— start Data entries —

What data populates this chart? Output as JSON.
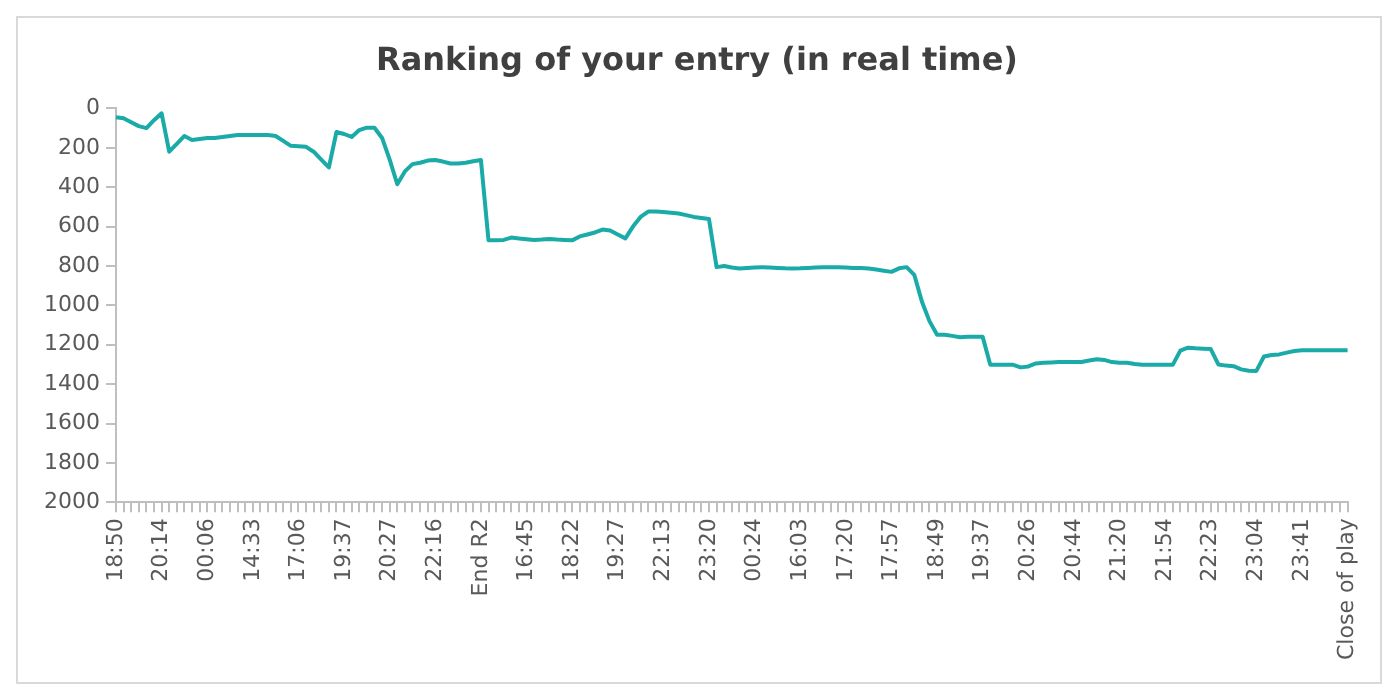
{
  "chart_data": {
    "type": "line",
    "title": "Ranking of your entry (in real time)",
    "categories": [
      "18:50",
      null,
      null,
      null,
      null,
      null,
      "20:14",
      null,
      null,
      null,
      null,
      null,
      "00:06",
      null,
      null,
      null,
      null,
      null,
      "14:33",
      null,
      null,
      null,
      null,
      null,
      "17:06",
      null,
      null,
      null,
      null,
      null,
      "19:37",
      null,
      null,
      null,
      null,
      null,
      "20:27",
      null,
      null,
      null,
      null,
      null,
      "22:16",
      null,
      null,
      null,
      null,
      null,
      "End R2",
      null,
      null,
      null,
      null,
      null,
      "16:45",
      null,
      null,
      null,
      null,
      null,
      "18:22",
      null,
      null,
      null,
      null,
      null,
      "19:27",
      null,
      null,
      null,
      null,
      null,
      "22:13",
      null,
      null,
      null,
      null,
      null,
      "23:20",
      null,
      null,
      null,
      null,
      null,
      "00:24",
      null,
      null,
      null,
      null,
      null,
      "16:03",
      null,
      null,
      null,
      null,
      null,
      "17:20",
      null,
      null,
      null,
      null,
      null,
      "17:57",
      null,
      null,
      null,
      null,
      null,
      "18:49",
      null,
      null,
      null,
      null,
      null,
      "19:37",
      null,
      null,
      null,
      null,
      null,
      "20:26",
      null,
      null,
      null,
      null,
      null,
      "20:44",
      null,
      null,
      null,
      null,
      null,
      "21:20",
      null,
      null,
      null,
      null,
      null,
      "21:54",
      null,
      null,
      null,
      null,
      null,
      "22:23",
      null,
      null,
      null,
      null,
      null,
      "23:04",
      null,
      null,
      null,
      null,
      null,
      "23:41",
      null,
      null,
      null,
      null,
      null,
      "Close of play"
    ],
    "values": [
      45,
      50,
      70,
      90,
      100,
      60,
      25,
      220,
      180,
      140,
      160,
      155,
      150,
      150,
      145,
      140,
      135,
      135,
      135,
      135,
      135,
      140,
      165,
      190,
      192,
      195,
      220,
      260,
      300,
      120,
      130,
      145,
      110,
      98,
      98,
      150,
      260,
      385,
      320,
      283,
      276,
      265,
      262,
      270,
      280,
      280,
      276,
      268,
      262,
      670,
      670,
      668,
      656,
      660,
      664,
      668,
      666,
      663,
      666,
      668,
      670,
      650,
      640,
      630,
      615,
      620,
      640,
      660,
      600,
      551,
      524,
      524,
      526,
      530,
      534,
      542,
      551,
      556,
      562,
      806,
      800,
      808,
      813,
      810,
      808,
      806,
      808,
      810,
      812,
      813,
      812,
      810,
      808,
      806,
      806,
      806,
      808,
      810,
      810,
      813,
      818,
      824,
      830,
      812,
      806,
      845,
      980,
      1080,
      1149,
      1149,
      1155,
      1162,
      1160,
      1159,
      1160,
      1302,
      1302,
      1302,
      1302,
      1315,
      1310,
      1295,
      1292,
      1290,
      1288,
      1288,
      1288,
      1288,
      1280,
      1274,
      1277,
      1288,
      1291,
      1291,
      1298,
      1302,
      1302,
      1302,
      1302,
      1302,
      1230,
      1215,
      1218,
      1220,
      1222,
      1300,
      1306,
      1309,
      1325,
      1332,
      1333,
      1260,
      1252,
      1249,
      1240,
      1232,
      1228,
      1228,
      1228,
      1228,
      1228,
      1228,
      1228
    ],
    "color": "#1aaba8",
    "ylim": [
      2000,
      0
    ],
    "yticks": [
      0,
      200,
      400,
      600,
      800,
      1000,
      1200,
      1400,
      1600,
      1800,
      2000
    ]
  }
}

— end Data entries —

◆ Request:
Print each record exactly as it stands, leaving the images out.

◆ Output below:
What data populates this chart? Output as JSON.
{
  "chart_data": {
    "type": "line",
    "title": "Ranking of your entry (in real time)",
    "categories": [
      "18:50",
      null,
      null,
      null,
      null,
      null,
      "20:14",
      null,
      null,
      null,
      null,
      null,
      "00:06",
      null,
      null,
      null,
      null,
      null,
      "14:33",
      null,
      null,
      null,
      null,
      null,
      "17:06",
      null,
      null,
      null,
      null,
      null,
      "19:37",
      null,
      null,
      null,
      null,
      null,
      "20:27",
      null,
      null,
      null,
      null,
      null,
      "22:16",
      null,
      null,
      null,
      null,
      null,
      "End R2",
      null,
      null,
      null,
      null,
      null,
      "16:45",
      null,
      null,
      null,
      null,
      null,
      "18:22",
      null,
      null,
      null,
      null,
      null,
      "19:27",
      null,
      null,
      null,
      null,
      null,
      "22:13",
      null,
      null,
      null,
      null,
      null,
      "23:20",
      null,
      null,
      null,
      null,
      null,
      "00:24",
      null,
      null,
      null,
      null,
      null,
      "16:03",
      null,
      null,
      null,
      null,
      null,
      "17:20",
      null,
      null,
      null,
      null,
      null,
      "17:57",
      null,
      null,
      null,
      null,
      null,
      "18:49",
      null,
      null,
      null,
      null,
      null,
      "19:37",
      null,
      null,
      null,
      null,
      null,
      "20:26",
      null,
      null,
      null,
      null,
      null,
      "20:44",
      null,
      null,
      null,
      null,
      null,
      "21:20",
      null,
      null,
      null,
      null,
      null,
      "21:54",
      null,
      null,
      null,
      null,
      null,
      "22:23",
      null,
      null,
      null,
      null,
      null,
      "23:04",
      null,
      null,
      null,
      null,
      null,
      "23:41",
      null,
      null,
      null,
      null,
      null,
      "Close of play"
    ],
    "values": [
      45,
      50,
      70,
      90,
      100,
      60,
      25,
      220,
      180,
      140,
      160,
      155,
      150,
      150,
      145,
      140,
      135,
      135,
      135,
      135,
      135,
      140,
      165,
      190,
      192,
      195,
      220,
      260,
      300,
      120,
      130,
      145,
      110,
      98,
      98,
      150,
      260,
      385,
      320,
      283,
      276,
      265,
      262,
      270,
      280,
      280,
      276,
      268,
      262,
      670,
      670,
      668,
      656,
      660,
      664,
      668,
      666,
      663,
      666,
      668,
      670,
      650,
      640,
      630,
      615,
      620,
      640,
      660,
      600,
      551,
      524,
      524,
      526,
      530,
      534,
      542,
      551,
      556,
      562,
      806,
      800,
      808,
      813,
      810,
      808,
      806,
      808,
      810,
      812,
      813,
      812,
      810,
      808,
      806,
      806,
      806,
      808,
      810,
      810,
      813,
      818,
      824,
      830,
      812,
      806,
      845,
      980,
      1080,
      1149,
      1149,
      1155,
      1162,
      1160,
      1159,
      1160,
      1302,
      1302,
      1302,
      1302,
      1315,
      1310,
      1295,
      1292,
      1290,
      1288,
      1288,
      1288,
      1288,
      1280,
      1274,
      1277,
      1288,
      1291,
      1291,
      1298,
      1302,
      1302,
      1302,
      1302,
      1302,
      1230,
      1215,
      1218,
      1220,
      1222,
      1300,
      1306,
      1309,
      1325,
      1332,
      1333,
      1260,
      1252,
      1249,
      1240,
      1232,
      1228,
      1228,
      1228,
      1228,
      1228,
      1228,
      1228
    ],
    "color": "#1aaba8",
    "ylim": [
      2000,
      0
    ],
    "yticks": [
      0,
      200,
      400,
      600,
      800,
      1000,
      1200,
      1400,
      1600,
      1800,
      2000
    ]
  }
}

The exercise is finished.